▸ **Task to complete**:
Copy the lines below as they are; omit the images they contain.

▸ **Stored entries**:
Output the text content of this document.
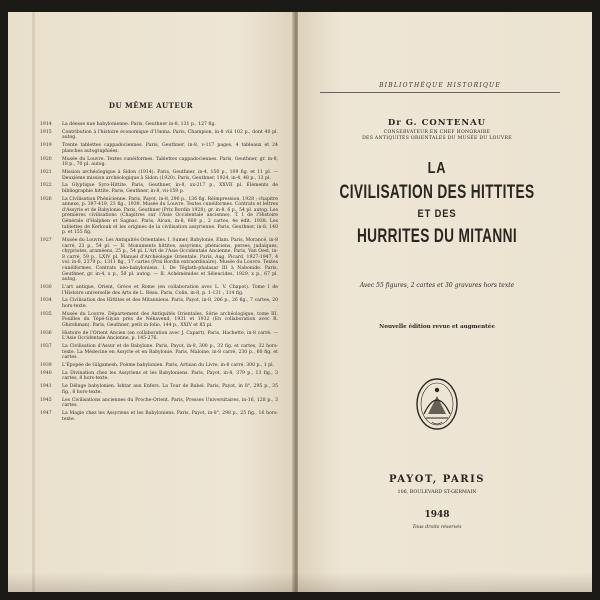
DU MÊME AUTEUR
1914	La déesse nue babylonienne. Paris, Geuthner in-8, 131 p., 127 fig.
1915	Contribution à l'histoire économique d'Umma. Paris, Champion, in-8 viii 102 p., dont 40 pl. autog.
1919	Trente tablettes cappadociennes. Paris, Geuthner, in-8, v-117 pages, 4 tableaux et 24 planches autographiées.
1920	Musée du Louvre. Textes cunéiformes. Tablettes cappadociennes. Paris, Geuthner, gr. in-8, 18 p., 70 pl. autog.
1921	Mission archéologique à Sidon (1914). Paris, Geuthner, in-4, 150 p., 109 fig. et 11 pl. — Deuxième mission archéologique à Sidon (1920). Paris, Geuthner, 1924, in-4, 48 p., 13 pl.
1922	La Glyptique Syro-Hittite. Paris, Geuthner, in-8, xx-217 p., XXVII pl. Éléments de bibliographie hittite. Paris, Geuthner, in-8, vii-159 p.
1926	La Civilisation Phénicienne. Paris, Payot, in-8, 296 p., 136 fig. Réimpression, 1928 ; chapitre annexe, p. 397-419, 23 fig., 1939. Musée du Louvre. Textes cunéiformes. Contrats et lettres d'Assyrie et de Babylonie. Paris, Geuthner (Prix Bordin 1928), gr. in-8, 6 p., 54 pl. autog. Les premières civilisations (Chapitres sur l'Asie Occidentale ancienne). T. I de l'Histoire Générale d'Halphen et Sagnac. Paris, Alcan, in-8, 600 p., 2 cartes, 4e édit. 1938. Les tablettes de Kerkouk et les origines de la civilisation assyrienne. Paris, Geuthner, in-8, 140 p. et 155 fig.
1927	Musée du Louvre. Les Antiquités Orientales. I. Sumer, Babylonie, Elam. Paris, Morancé, in-8 carré, 23 p., 54 pl. — II. Monuments hittites, assyriens, phéniciens, perses, judaïques, chypriotes, araméens, 25 p., 54 pl. L'Art de l'Asie Occidentale Ancienne. Paris, Van Oest, in-8 carré, 59 p., LXIV pl. Manuel d'Archéologie Orientale. Paris, Aug. Picard, 1927-1947, 4 vol. in-8, 2379 p., 1311 fig., 17 cartes (Prix Bordin extraordinaire). Musée du Louvre. Textes cunéiformes. Contrats néo-babyloniens. I. De Téglath-phalasar III à Nabonide. Paris, Geuthner, gr. in-4, x p., 50 pl. autog. — II. Achéménides et Séleucides, 1929, x p., 67 pl. autog.
1930	L'art antique, Orient, Grèce et Rome (en collaboration avec L. V. Chapot). Tome I de l'Histoire universelle des Arts de L. Réau. Paris, Colin, in-8, p. 1-131 ; 114 fig.
1934	La Civilisation des Hittites et des Mitanniens. Paris, Payot, in-8, 206 p., 26 fig., 7 cartes, 20 hors-texte.
1935	Musée du Louvre. Département des Antiquités Orientales. Série archéologique, tome III. Fouilles du Tépé-Giyan près de Néhavend, 1931 et 1932 (En collaboration avec R. Ghirshman). Paris, Geuthner, petit in-folio, 144 p., XXIV et 85 pl.
1936	Histoire de l'Orient Ancien (en collaboration avec J. Capart). Paris, Hachette, in-8 carré. — L'Asie Occidentale Ancienne, p. 145-276.
1937	La Civilisation d'Assur et de Babylone. Paris, Payot, in-8, 300 p., 32 fig. et cartes, 32 hors-texte. La Médecine en Assyrie et en Babylonie. Paris, Maloine, in-8 carré, 230 p., 60 fig. et cartes.
1939	L'Épopée de Gilgamesh. Poème babylonien. Paris, Artisan du Livre, in-8 carré, 300 p., 1 pl.
1940	La Divination chez les Assyriens et les Babyloniens. Paris, Payot, in-8, 379 p., 13 fig., 3 cartes, 8 hors-texte.
1941	Le Déluge babylonien. Ishtar aux Enfers. La Tour de Babel. Paris, Payot, in 8°, 295 p., 35 fig., 8 hors-texte.
1945	Les Civilisations anciennes du Proche-Orient. Paris, Presses Universitaires, in-16, 128 p., 3 cartes.
1947	La Magie chez les Assyriens et les Babyloniens. Paris, Payot, in-8°, 298 p., 25 fig., 16 hors-texte.
BIBLIOTHÈQUE HISTORIQUE
Dr G. CONTENAU
CONSERVATEUR EN CHEF HONORAIRE
DES ANTIQUITÉS ORIENTALES DU MUSÉE DU LOUVRE
LA
CIVILISATION DES HITTITES
ET DES
HURRITES DU MITANNI
Avec 55 figures, 2 cartes et 30 gravures hors texte
Nouvelle édition revue et augmentée
PAYOT, PARIS
106, BOULEVARD ST-GERMAIN
1948
Tous droits réservés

▸ **Answer to the problem**:
Output the text content of this document.
DU MÊME AUTEUR
1914	La déesse nue babylonienne. Paris, Geuthner in-8, 131 p., 127 fig.
1915	Contribution à l'histoire économique d'Umma. Paris, Champion, in-8 viii 102 p., dont 40 pl. autog.
1919	Trente tablettes cappadociennes. Paris, Geuthner, in-8, v-117 pages, 4 tableaux et 24 planches autographiées.
1920	Musée du Louvre. Textes cunéiformes. Tablettes cappadociennes. Paris, Geuthner, gr. in-8, 18 p., 70 pl. autog.
1921	Mission archéologique à Sidon (1914). Paris, Geuthner, in-4, 150 p., 109 fig. et 11 pl. — Deuxième mission archéologique à Sidon (1920). Paris, Geuthner, 1924, in-4, 48 p., 13 pl.
1922	La Glyptique Syro-Hittite. Paris, Geuthner, in-8, xx-217 p., XXVII pl. Éléments de bibliographie hittite. Paris, Geuthner, in-8, vii-159 p.
1926	La Civilisation Phénicienne. Paris, Payot, in-8, 296 p., 136 fig. Réimpression, 1928 ; chapitre annexe, p. 397-419, 23 fig., 1939. Musée du Louvre. Textes cunéiformes. Contrats et lettres d'Assyrie et de Babylonie. Paris, Geuthner (Prix Bordin 1928), gr. in-8, 6 p., 54 pl. autog. Les premières civilisations (Chapitres sur l'Asie Occidentale ancienne). T. I de l'Histoire Générale d'Halphen et Sagnac. Paris, Alcan, in-8, 600 p., 2 cartes, 4e édit. 1938. Les tablettes de Kerkouk et les origines de la civilisation assyrienne. Paris, Geuthner, in-8, 140 p. et 155 fig.
1927	Musée du Louvre. Les Antiquités Orientales. I. Sumer, Babylonie, Elam. Paris, Morancé, in-8 carré, 23 p., 54 pl. — II. Monuments hittites, assyriens, phéniciens, perses, judaïques, chypriotes, araméens, 25 p., 54 pl. L'Art de l'Asie Occidentale Ancienne. Paris, Van Oest, in-8 carré, 59 p., LXIV pl. Manuel d'Archéologie Orientale. Paris, Aug. Picard, 1927-1947, 4 vol. in-8, 2379 p., 1311 fig., 17 cartes (Prix Bordin extraordinaire). Musée du Louvre. Textes cunéiformes. Contrats néo-babyloniens. I. De Téglath-phalasar III à Nabonide. Paris, Geuthner, gr. in-4, x p., 50 pl. autog. — II. Achéménides et Séleucides, 1929, x p., 67 pl. autog.
1930	L'art antique, Orient, Grèce et Rome (en collaboration avec L. V. Chapot). Tome I de l'Histoire universelle des Arts de L. Réau. Paris, Colin, in-8, p. 1-131 ; 114 fig.
1934	La Civilisation des Hittites et des Mitanniens. Paris, Payot, in-8, 206 p., 26 fig., 7 cartes, 20 hors-texte.
1935	Musée du Louvre. Département des Antiquités Orientales. Série archéologique, tome III. Fouilles du Tépé-Giyan près de Néhavend, 1931 et 1932 (En collaboration avec R. Ghirshman). Paris, Geuthner, petit in-folio, 144 p., XXIV et 85 pl.
1936	Histoire de l'Orient Ancien (en collaboration avec J. Capart). Paris, Hachette, in-8 carré. — L'Asie Occidentale Ancienne, p. 145-276.
1937	La Civilisation d'Assur et de Babylone. Paris, Payot, in-8, 300 p., 32 fig. et cartes, 32 hors-texte. La Médecine en Assyrie et en Babylonie. Paris, Maloine, in-8 carré, 230 p., 60 fig. et cartes.
1939	L'Épopée de Gilgamesh. Poème babylonien. Paris, Artisan du Livre, in-8 carré, 300 p., 1 pl.
1940	La Divination chez les Assyriens et les Babyloniens. Paris, Payot, in-8, 379 p., 13 fig., 3 cartes, 8 hors-texte.
1941	Le Déluge babylonien. Ishtar aux Enfers. La Tour de Babel. Paris, Payot, in 8°, 295 p., 35 fig., 8 hors-texte.
1945	Les Civilisations anciennes du Proche-Orient. Paris, Presses Universitaires, in-16, 128 p., 3 cartes.
1947	La Magie chez les Assyriens et les Babyloniens. Paris, Payot, in-8°, 298 p., 25 fig., 16 hors-texte.
BIBLIOTHÈQUE HISTORIQUE
Dr G. CONTENAU
CONSERVATEUR EN CHEF HONORAIRE
DES ANTIQUITÉS ORIENTALES DU MUSÉE DU LOUVRE
LA
CIVILISATION DES HITTITES
ET DES
HURRITES DU MITANNI
Avec 55 figures, 2 cartes et 30 gravures hors texte
Nouvelle édition revue et augmentée
PAYOT, PARIS
106, BOULEVARD ST-GERMAIN
1948
Tous droits réservés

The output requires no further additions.